MATERIAL FOR THE TASK
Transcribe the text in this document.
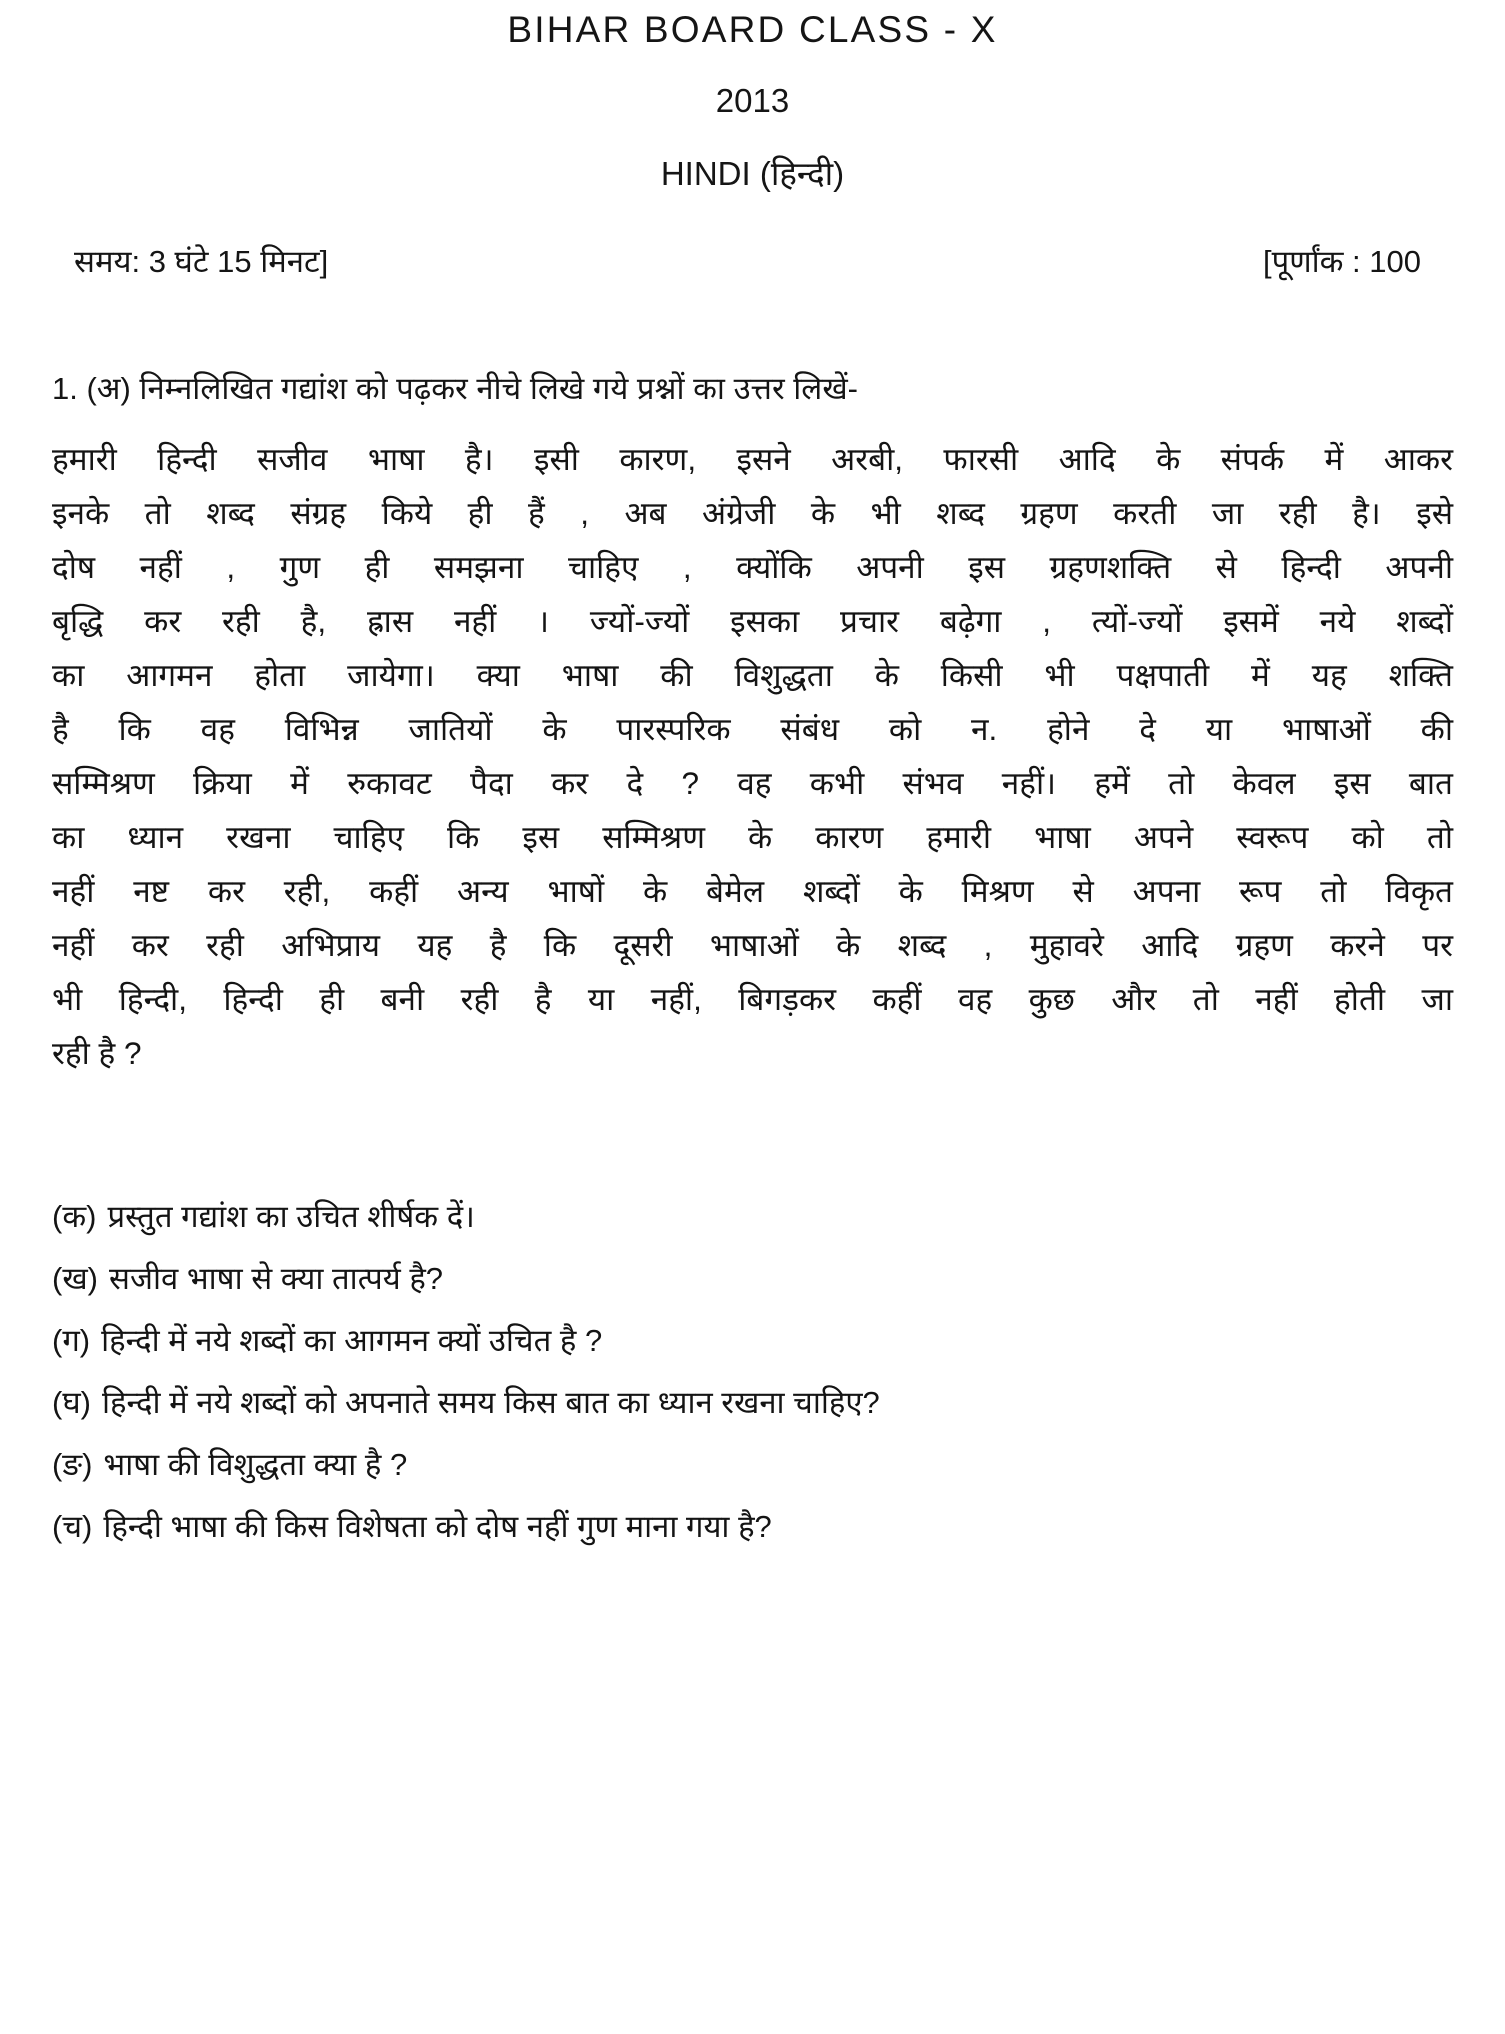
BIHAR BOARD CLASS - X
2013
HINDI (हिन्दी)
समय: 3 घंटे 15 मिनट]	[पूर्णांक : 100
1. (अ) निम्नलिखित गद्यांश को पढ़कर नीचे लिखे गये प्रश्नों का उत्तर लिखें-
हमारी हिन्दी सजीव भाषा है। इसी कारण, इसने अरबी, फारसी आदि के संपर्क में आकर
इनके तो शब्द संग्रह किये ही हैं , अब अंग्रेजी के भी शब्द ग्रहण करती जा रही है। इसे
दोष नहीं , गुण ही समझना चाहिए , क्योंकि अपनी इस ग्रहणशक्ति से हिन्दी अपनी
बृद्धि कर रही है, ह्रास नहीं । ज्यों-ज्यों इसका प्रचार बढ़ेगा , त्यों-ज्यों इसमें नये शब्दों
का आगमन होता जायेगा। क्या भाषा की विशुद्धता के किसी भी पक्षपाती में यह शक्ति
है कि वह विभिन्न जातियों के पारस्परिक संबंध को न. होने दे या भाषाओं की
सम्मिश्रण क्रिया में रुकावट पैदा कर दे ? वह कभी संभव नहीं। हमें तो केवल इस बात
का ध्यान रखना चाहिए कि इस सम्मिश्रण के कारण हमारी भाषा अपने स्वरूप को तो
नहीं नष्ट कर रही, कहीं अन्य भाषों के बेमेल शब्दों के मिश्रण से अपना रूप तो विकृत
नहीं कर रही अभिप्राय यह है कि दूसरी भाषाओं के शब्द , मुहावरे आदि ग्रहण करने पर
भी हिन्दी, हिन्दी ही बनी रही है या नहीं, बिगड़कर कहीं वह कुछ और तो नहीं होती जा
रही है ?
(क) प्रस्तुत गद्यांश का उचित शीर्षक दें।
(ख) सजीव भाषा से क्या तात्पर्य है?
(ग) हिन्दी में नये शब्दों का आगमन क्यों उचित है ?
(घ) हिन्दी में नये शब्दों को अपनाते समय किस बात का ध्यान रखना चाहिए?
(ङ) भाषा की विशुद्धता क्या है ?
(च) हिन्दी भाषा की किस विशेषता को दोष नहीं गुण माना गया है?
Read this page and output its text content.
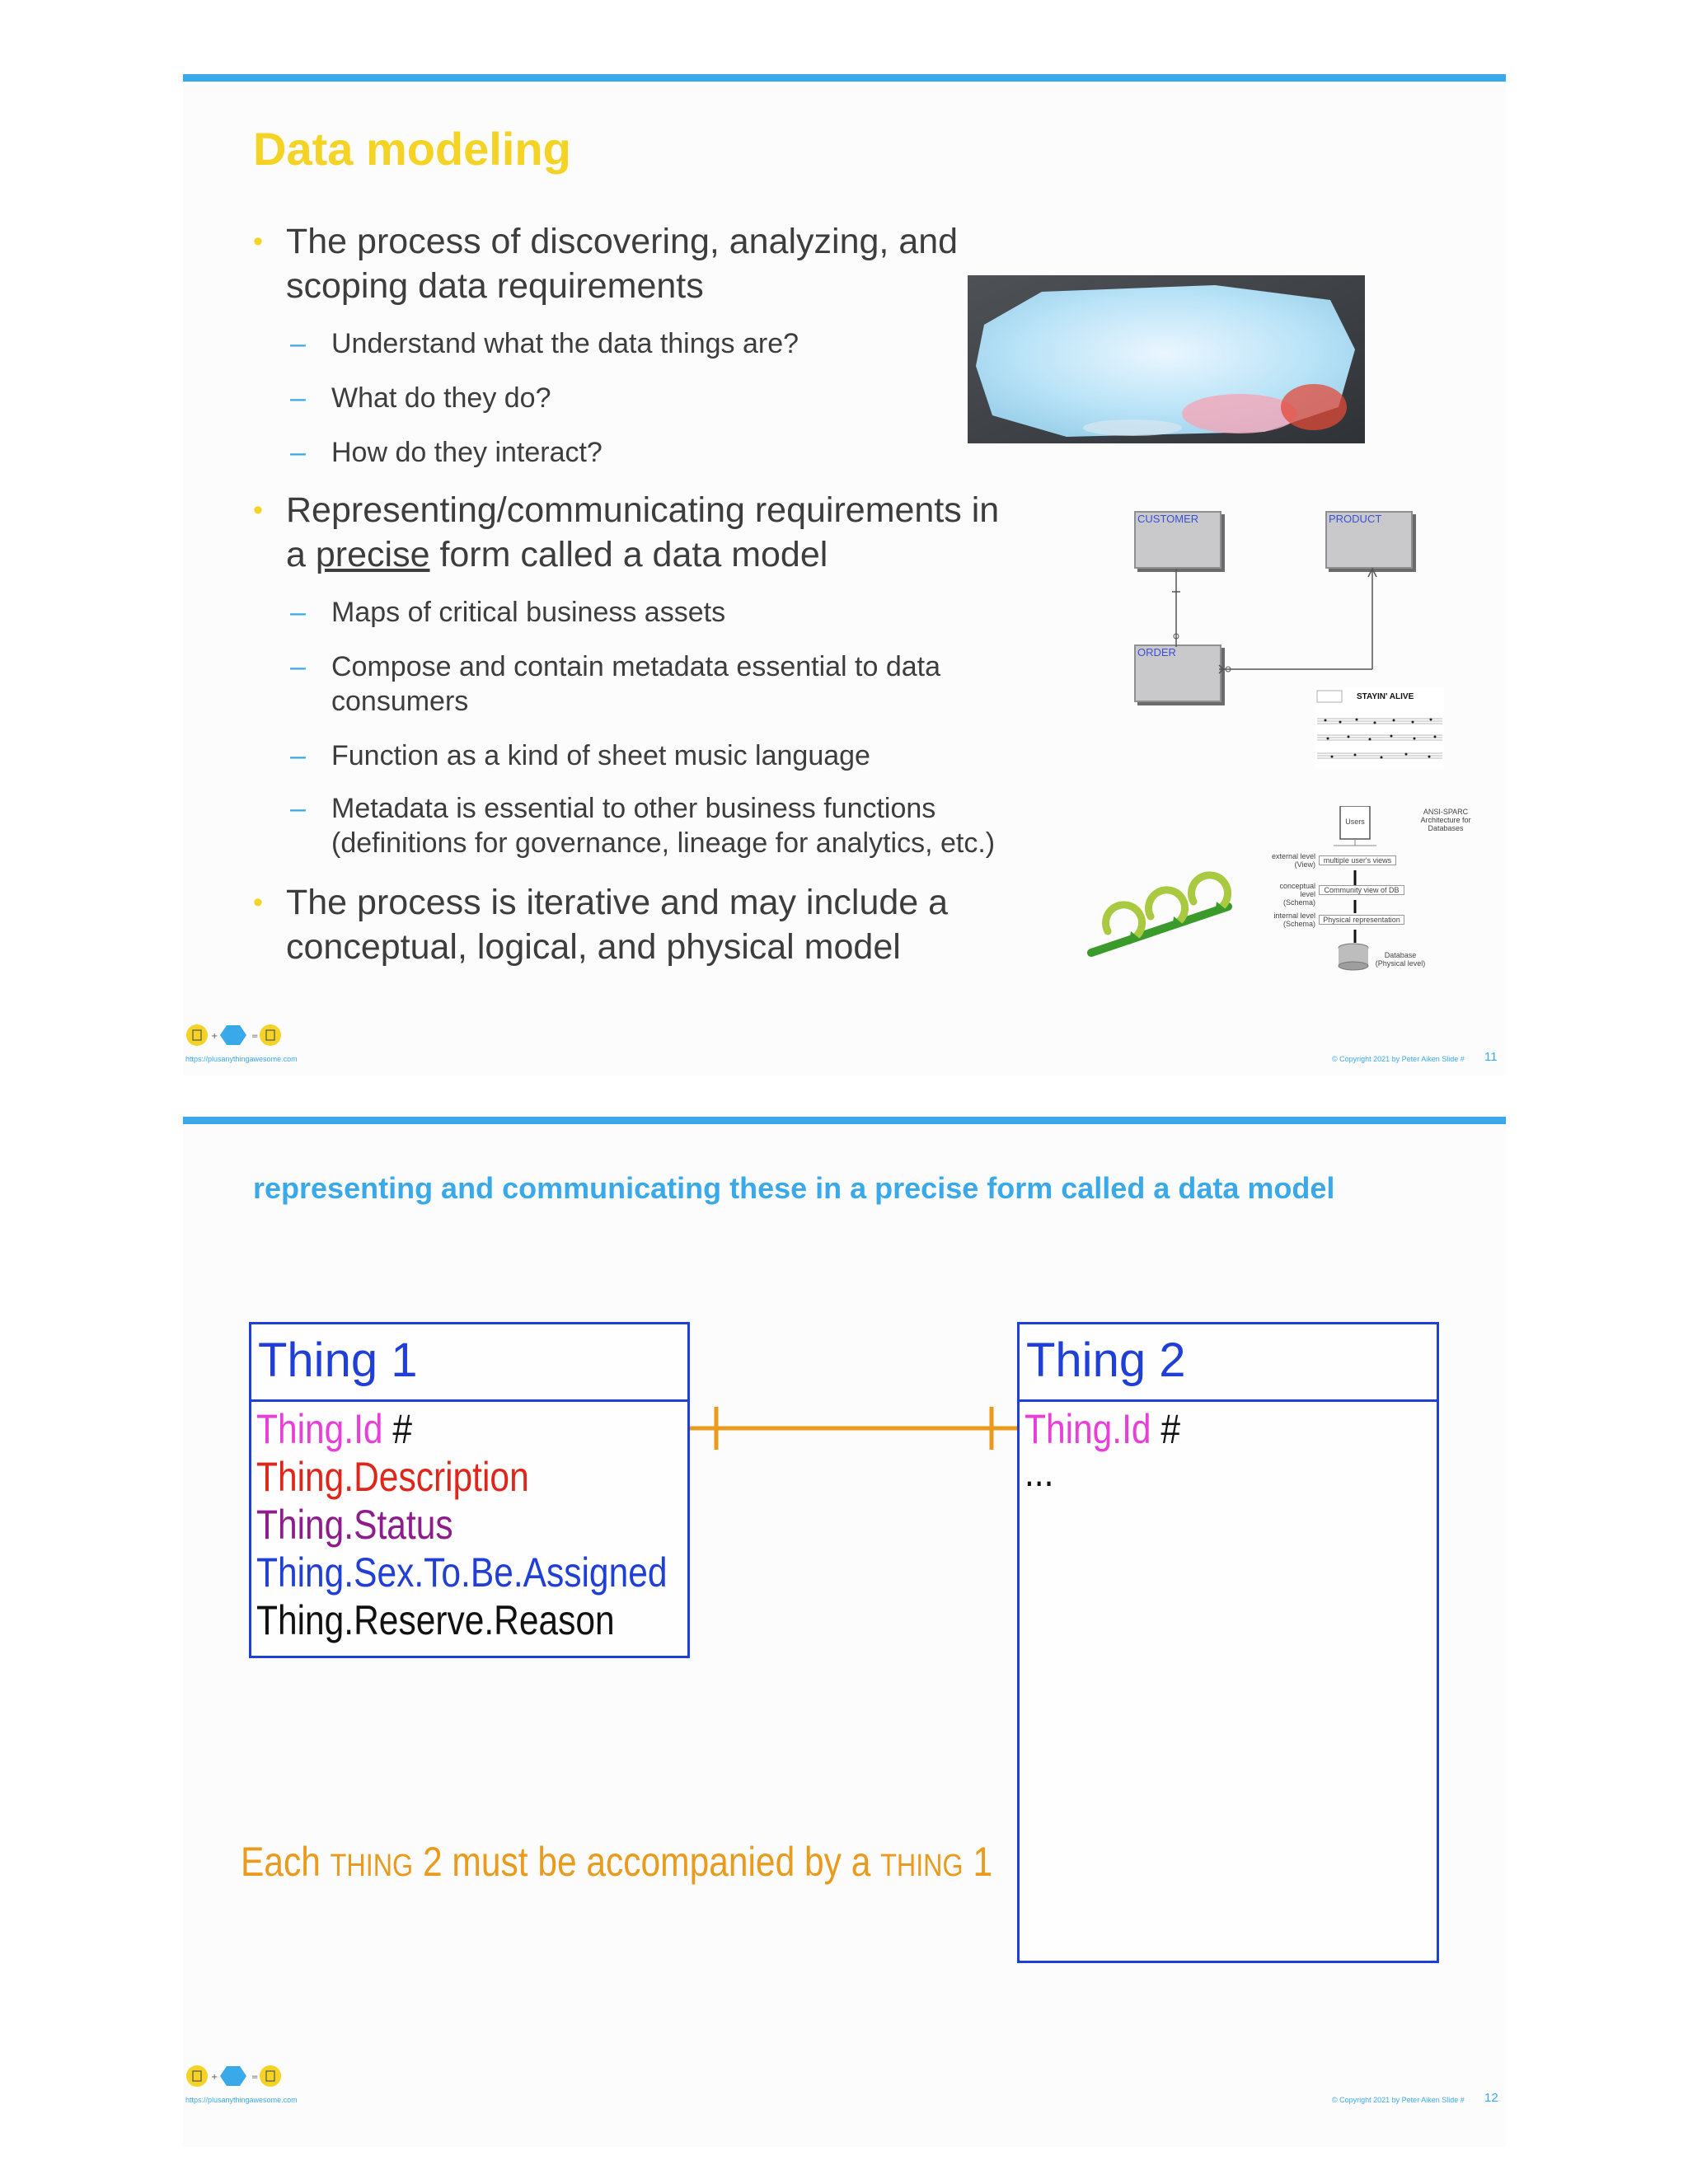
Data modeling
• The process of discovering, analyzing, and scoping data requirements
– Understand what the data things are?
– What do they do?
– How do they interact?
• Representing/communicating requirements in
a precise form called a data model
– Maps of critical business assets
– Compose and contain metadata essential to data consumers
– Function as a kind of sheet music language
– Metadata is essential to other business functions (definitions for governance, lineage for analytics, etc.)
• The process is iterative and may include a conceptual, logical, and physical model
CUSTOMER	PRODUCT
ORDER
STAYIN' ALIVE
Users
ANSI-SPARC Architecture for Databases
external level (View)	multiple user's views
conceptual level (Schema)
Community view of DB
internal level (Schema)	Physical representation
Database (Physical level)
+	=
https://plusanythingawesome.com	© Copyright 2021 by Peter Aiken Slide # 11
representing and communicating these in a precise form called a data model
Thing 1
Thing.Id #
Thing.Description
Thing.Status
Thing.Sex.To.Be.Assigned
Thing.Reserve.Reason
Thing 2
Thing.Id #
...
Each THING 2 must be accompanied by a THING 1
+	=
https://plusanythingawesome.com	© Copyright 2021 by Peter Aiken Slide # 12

DIRECTION
Pick out each line containing the string "form" and copy it.

THE OUTPUT
a precise form called a data model
representing and communicating these in a precise form called a data model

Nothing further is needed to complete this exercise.